[START Data for this exercise]

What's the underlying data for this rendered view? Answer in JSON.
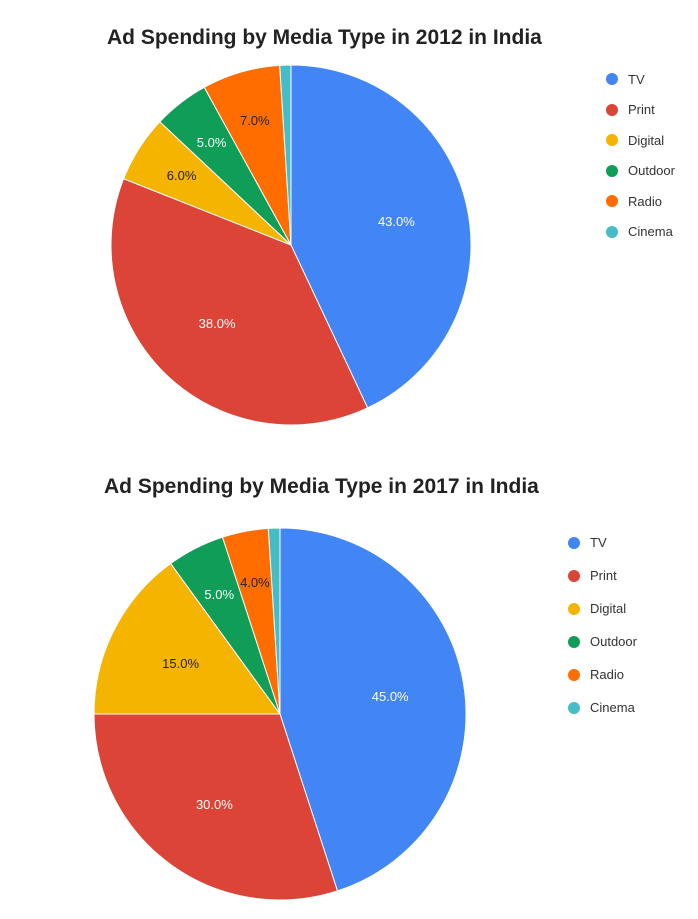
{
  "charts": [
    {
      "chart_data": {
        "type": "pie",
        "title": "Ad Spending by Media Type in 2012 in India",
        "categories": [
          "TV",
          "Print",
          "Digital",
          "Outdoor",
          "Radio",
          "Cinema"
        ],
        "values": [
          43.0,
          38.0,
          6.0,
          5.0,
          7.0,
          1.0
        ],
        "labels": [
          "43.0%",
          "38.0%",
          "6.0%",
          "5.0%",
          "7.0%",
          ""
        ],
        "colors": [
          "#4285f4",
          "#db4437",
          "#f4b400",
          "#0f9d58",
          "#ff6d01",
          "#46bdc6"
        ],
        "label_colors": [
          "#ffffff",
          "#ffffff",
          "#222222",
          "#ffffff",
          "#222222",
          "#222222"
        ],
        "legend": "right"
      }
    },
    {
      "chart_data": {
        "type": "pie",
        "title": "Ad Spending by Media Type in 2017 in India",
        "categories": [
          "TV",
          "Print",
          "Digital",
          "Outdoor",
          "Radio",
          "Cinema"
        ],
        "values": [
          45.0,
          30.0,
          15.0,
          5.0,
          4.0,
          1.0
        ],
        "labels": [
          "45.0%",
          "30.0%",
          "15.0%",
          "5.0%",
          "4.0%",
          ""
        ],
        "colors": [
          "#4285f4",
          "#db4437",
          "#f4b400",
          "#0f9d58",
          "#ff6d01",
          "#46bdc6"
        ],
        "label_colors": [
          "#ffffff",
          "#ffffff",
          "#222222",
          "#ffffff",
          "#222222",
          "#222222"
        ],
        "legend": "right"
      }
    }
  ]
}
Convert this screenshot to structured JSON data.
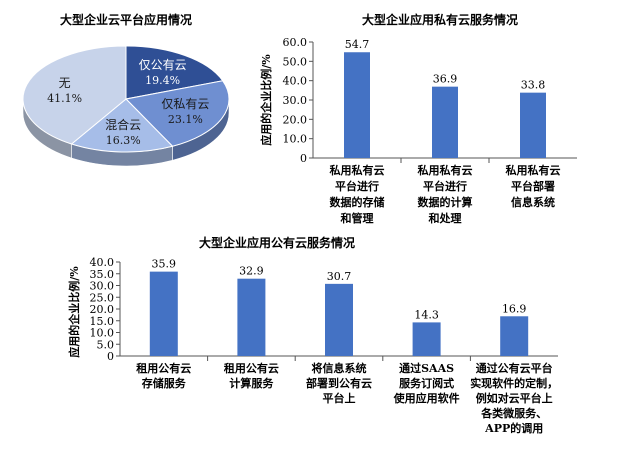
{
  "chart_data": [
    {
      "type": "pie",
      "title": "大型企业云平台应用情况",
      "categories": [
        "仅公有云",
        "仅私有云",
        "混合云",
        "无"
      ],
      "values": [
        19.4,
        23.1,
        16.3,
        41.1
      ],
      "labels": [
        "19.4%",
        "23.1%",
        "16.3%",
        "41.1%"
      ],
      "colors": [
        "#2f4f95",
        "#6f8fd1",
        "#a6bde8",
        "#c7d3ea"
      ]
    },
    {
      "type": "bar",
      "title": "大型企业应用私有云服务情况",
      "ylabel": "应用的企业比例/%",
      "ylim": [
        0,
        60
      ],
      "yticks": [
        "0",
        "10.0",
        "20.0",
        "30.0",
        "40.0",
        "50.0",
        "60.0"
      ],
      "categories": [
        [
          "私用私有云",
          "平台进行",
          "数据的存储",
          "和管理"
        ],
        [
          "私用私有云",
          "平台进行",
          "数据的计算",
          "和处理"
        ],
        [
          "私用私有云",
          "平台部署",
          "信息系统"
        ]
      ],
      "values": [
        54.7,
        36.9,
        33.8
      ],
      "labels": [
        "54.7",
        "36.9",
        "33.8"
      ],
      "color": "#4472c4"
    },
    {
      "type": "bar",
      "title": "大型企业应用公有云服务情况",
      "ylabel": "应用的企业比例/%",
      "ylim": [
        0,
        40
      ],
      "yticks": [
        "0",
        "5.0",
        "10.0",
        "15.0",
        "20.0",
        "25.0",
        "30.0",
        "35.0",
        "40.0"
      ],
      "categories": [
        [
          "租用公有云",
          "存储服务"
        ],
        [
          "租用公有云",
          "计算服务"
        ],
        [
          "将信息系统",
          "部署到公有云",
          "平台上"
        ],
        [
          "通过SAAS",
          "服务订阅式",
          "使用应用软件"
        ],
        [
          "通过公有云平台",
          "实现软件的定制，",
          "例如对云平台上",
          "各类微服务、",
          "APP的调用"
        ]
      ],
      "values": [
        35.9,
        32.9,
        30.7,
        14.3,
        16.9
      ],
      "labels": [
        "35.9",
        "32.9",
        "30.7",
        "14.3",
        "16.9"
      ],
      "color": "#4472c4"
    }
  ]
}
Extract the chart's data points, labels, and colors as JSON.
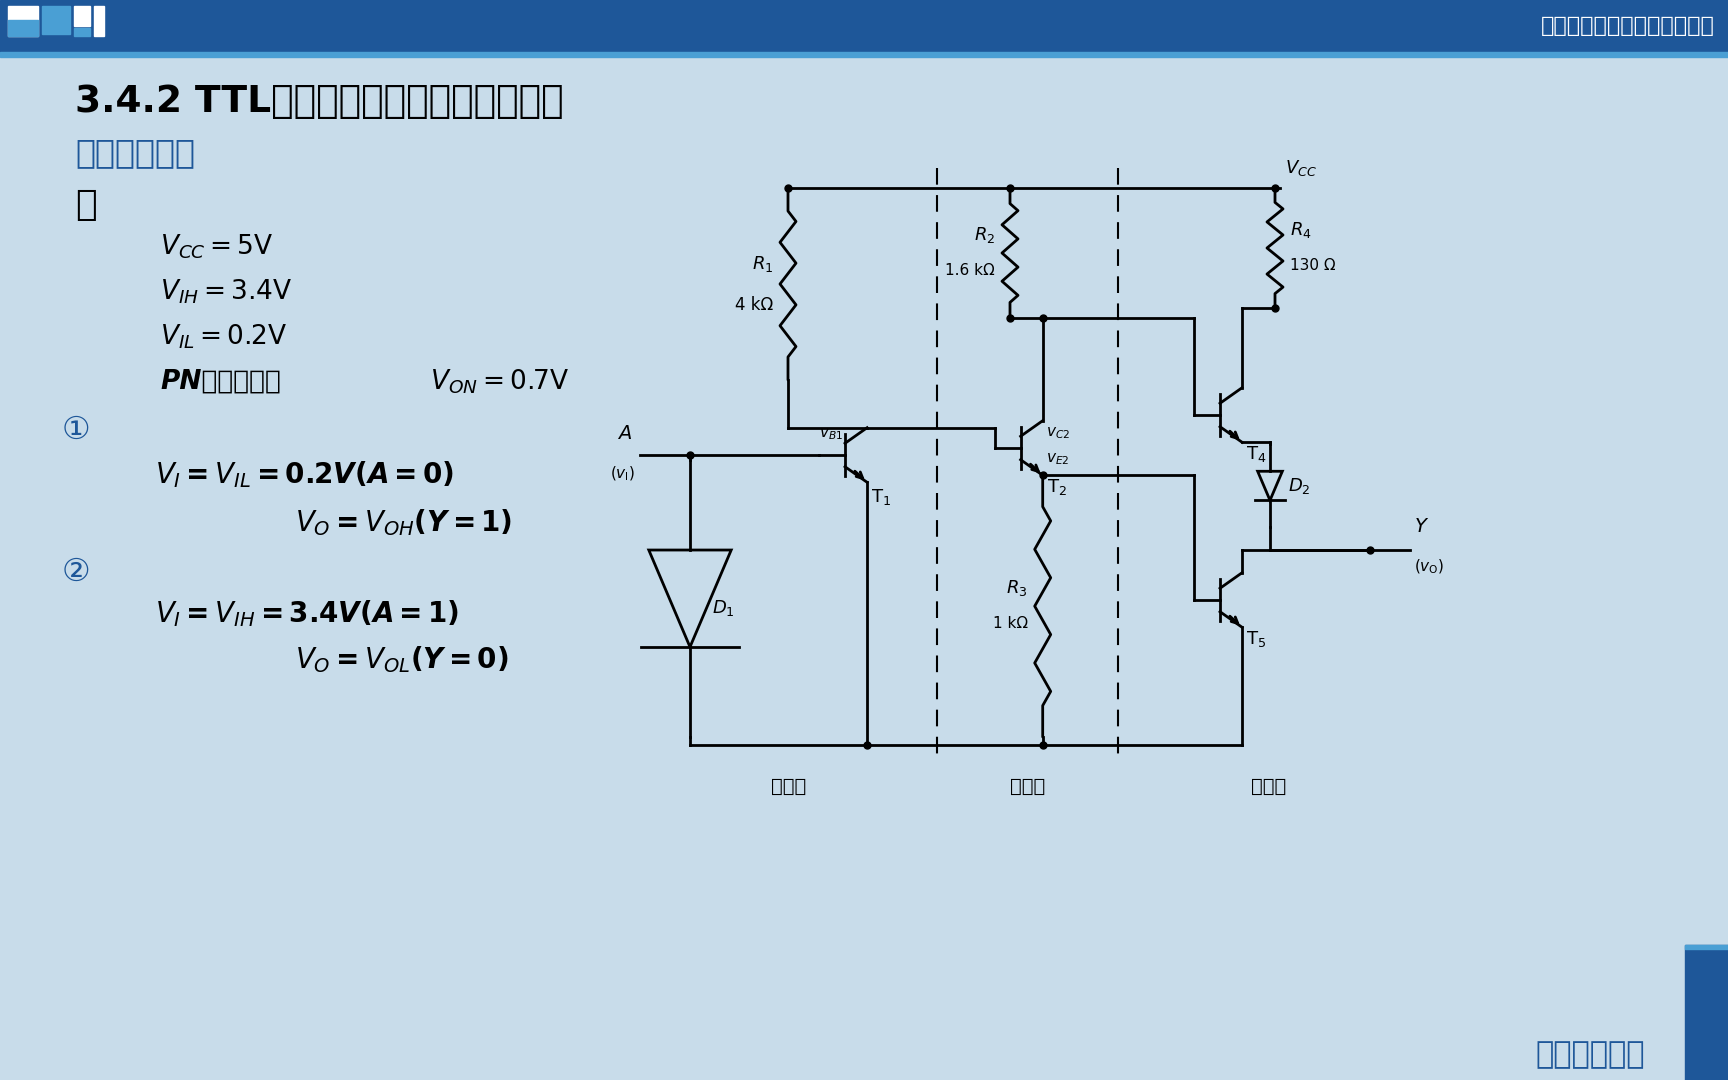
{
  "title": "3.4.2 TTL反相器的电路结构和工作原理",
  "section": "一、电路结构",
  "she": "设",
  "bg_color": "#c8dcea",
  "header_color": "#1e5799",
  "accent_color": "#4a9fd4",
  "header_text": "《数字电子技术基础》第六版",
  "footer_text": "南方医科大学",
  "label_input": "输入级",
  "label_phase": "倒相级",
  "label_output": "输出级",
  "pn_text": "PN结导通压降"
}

[END Data for this exercise]

Can you quote exactly, and only, the lines from the one containing "Extract the chart's" through the last line of the records above, keeping both ends and leaving out any pictures?

Extract the chart's data points, labels, and colors as JSON.
{
  "title": "3.4.2 TTL反相器的电路结构和工作原理",
  "section": "一、电路结构",
  "she": "设",
  "bg_color": "#c8dcea",
  "header_color": "#1e5799",
  "accent_color": "#4a9fd4",
  "header_text": "《数字电子技术基础》第六版",
  "footer_text": "南方医科大学",
  "label_input": "输入级",
  "label_phase": "倒相级",
  "label_output": "输出级",
  "pn_text": "PN结导通压降"
}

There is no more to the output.